*EXERCISE OBJECTIVE*. Could you rewrite the stretch of records from the line containing "bar-value-label: 84% <box>341" through the line containing "y-axis-tick-50: 50% <box>45 466 106 499</box>" as a numbered list, leaving out any blank lines?

*Element position data*.
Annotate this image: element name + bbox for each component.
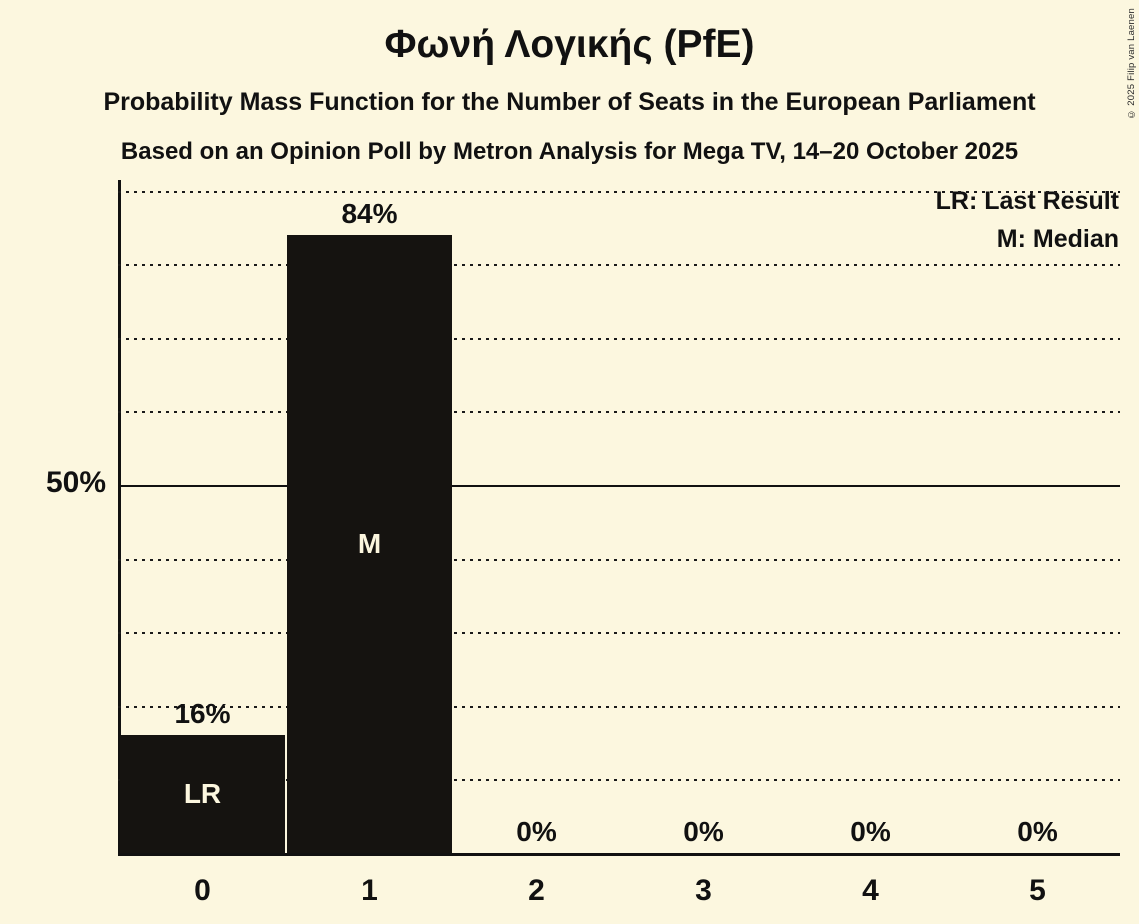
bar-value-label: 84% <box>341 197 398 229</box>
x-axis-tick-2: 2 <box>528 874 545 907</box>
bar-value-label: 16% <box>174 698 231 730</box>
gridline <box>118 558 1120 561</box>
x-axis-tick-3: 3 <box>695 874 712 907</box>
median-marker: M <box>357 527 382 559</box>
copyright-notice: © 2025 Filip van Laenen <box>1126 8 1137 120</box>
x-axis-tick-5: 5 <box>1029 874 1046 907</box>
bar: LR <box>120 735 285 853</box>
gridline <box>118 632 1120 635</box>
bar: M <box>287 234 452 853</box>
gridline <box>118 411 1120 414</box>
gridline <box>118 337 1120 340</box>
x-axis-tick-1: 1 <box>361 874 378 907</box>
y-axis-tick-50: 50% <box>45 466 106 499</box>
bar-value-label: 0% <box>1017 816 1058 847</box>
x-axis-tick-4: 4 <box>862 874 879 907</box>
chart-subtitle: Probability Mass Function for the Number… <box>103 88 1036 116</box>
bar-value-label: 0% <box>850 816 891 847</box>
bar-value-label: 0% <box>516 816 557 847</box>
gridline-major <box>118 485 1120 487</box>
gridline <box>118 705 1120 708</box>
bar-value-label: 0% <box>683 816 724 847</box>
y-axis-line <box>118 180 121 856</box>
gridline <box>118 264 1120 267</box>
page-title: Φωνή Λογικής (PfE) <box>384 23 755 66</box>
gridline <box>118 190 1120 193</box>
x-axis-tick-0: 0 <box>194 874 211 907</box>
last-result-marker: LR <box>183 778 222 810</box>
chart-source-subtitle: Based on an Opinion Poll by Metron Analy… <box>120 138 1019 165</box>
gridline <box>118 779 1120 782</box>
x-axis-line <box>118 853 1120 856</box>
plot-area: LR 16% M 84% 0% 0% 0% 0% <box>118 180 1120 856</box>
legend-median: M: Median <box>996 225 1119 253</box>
--
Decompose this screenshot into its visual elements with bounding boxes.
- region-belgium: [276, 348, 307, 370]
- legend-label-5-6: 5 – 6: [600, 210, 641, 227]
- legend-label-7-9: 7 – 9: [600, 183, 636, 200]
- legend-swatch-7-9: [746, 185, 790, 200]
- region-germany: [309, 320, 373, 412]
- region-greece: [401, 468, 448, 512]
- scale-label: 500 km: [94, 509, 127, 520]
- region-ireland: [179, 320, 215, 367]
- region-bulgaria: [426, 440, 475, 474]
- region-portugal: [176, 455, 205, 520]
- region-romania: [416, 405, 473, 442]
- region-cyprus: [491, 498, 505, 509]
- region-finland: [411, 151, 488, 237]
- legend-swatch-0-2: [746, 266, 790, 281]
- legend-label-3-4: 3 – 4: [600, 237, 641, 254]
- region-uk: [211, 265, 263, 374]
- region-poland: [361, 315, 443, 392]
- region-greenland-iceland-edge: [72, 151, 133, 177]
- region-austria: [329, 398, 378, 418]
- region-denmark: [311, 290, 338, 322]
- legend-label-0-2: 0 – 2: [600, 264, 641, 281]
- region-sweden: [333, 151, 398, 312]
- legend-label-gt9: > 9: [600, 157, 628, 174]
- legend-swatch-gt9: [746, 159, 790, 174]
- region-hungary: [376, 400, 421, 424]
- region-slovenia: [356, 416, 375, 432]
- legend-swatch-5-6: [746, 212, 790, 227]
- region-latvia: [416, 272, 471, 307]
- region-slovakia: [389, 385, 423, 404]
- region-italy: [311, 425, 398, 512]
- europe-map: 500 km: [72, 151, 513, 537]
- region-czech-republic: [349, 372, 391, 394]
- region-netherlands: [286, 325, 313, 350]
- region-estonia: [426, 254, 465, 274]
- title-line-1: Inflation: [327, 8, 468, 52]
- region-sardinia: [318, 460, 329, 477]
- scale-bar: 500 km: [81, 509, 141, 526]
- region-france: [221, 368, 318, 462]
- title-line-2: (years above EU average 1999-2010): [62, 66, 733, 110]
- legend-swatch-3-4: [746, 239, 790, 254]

*WORKED SOLUTION*.
1. bar-value-label: 84% <box>341 197 398 229</box>
2. x-axis-tick-2: 2 <box>528 874 545 907</box>
3. bar-value-label: 16% <box>174 698 231 730</box>
4. gridline <box>118 558 1120 561</box>
5. x-axis-tick-3: 3 <box>695 874 712 907</box>
6. median-marker: M <box>357 527 382 559</box>
7. copyright-notice: © 2025 Filip van Laenen <box>1126 8 1137 120</box>
8. x-axis-tick-5: 5 <box>1029 874 1046 907</box>
9. bar: LR <box>120 735 285 853</box>
10. gridline <box>118 632 1120 635</box>
11. bar: M <box>287 234 452 853</box>
12. gridline <box>118 411 1120 414</box>
13. gridline <box>118 337 1120 340</box>
14. x-axis-tick-1: 1 <box>361 874 378 907</box>
15. y-axis-tick-50: 50% <box>45 466 106 499</box>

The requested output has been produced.